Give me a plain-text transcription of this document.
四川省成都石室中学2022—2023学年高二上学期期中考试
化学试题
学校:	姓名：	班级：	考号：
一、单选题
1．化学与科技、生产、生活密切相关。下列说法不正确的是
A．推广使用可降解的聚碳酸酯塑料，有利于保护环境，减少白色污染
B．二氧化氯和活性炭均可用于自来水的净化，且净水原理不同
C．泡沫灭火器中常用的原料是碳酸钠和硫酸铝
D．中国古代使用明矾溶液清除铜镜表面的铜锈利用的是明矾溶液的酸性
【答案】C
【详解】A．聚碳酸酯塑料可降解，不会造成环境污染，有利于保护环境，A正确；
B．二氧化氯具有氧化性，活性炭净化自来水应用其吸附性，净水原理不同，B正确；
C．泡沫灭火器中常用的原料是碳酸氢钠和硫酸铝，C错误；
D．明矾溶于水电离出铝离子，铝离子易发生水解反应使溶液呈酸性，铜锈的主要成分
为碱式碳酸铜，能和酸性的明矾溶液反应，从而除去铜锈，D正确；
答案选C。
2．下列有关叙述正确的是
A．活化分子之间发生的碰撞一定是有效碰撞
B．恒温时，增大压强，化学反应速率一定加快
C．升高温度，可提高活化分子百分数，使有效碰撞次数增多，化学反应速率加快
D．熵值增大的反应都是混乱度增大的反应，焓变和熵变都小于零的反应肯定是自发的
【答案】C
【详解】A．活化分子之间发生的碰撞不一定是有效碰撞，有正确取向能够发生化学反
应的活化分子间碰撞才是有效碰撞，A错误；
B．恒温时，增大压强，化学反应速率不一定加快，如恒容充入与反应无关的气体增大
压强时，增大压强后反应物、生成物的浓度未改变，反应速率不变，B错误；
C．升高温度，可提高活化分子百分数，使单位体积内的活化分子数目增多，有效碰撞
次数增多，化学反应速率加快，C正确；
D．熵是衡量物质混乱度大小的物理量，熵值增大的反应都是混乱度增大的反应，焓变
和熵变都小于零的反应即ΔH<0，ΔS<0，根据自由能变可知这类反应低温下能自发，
───
* [Aim of the task]: Copy every record exactly as presented.

* [Exercise solution]:
Give me a plain-text transcription of this document.
四川省成都石室中学2022—2023学年高二上学期期中考试
化学试题
学校:	姓名：	班级：	考号：
一、单选题
1．化学与科技、生产、生活密切相关。下列说法不正确的是
A．推广使用可降解的聚碳酸酯塑料，有利于保护环境，减少白色污染
B．二氧化氯和活性炭均可用于自来水的净化，且净水原理不同
C．泡沫灭火器中常用的原料是碳酸钠和硫酸铝
D．中国古代使用明矾溶液清除铜镜表面的铜锈利用的是明矾溶液的酸性
【答案】C
【详解】A．聚碳酸酯塑料可降解，不会造成环境污染，有利于保护环境，A正确；
B．二氧化氯具有氧化性，活性炭净化自来水应用其吸附性，净水原理不同，B正确；
C．泡沫灭火器中常用的原料是碳酸氢钠和硫酸铝，C错误；
D．明矾溶于水电离出铝离子，铝离子易发生水解反应使溶液呈酸性，铜锈的主要成分
为碱式碳酸铜，能和酸性的明矾溶液反应，从而除去铜锈，D正确；
答案选C。
2．下列有关叙述正确的是
A．活化分子之间发生的碰撞一定是有效碰撞
B．恒温时，增大压强，化学反应速率一定加快
C．升高温度，可提高活化分子百分数，使有效碰撞次数增多，化学反应速率加快
D．熵值增大的反应都是混乱度增大的反应，焓变和熵变都小于零的反应肯定是自发的
【答案】C
【详解】A．活化分子之间发生的碰撞不一定是有效碰撞，有正确取向能够发生化学反
应的活化分子间碰撞才是有效碰撞，A错误；
B．恒温时，增大压强，化学反应速率不一定加快，如恒容充入与反应无关的气体增大
压强时，增大压强后反应物、生成物的浓度未改变，反应速率不变，B错误；
C．升高温度，可提高活化分子百分数，使单位体积内的活化分子数目增多，有效碰撞
次数增多，化学反应速率加快，C正确；
D．熵是衡量物质混乱度大小的物理量，熵值增大的反应都是混乱度增大的反应，焓变
和熵变都小于零的反应即ΔH<0，ΔS<0，根据自由能变可知这类反应低温下能自发，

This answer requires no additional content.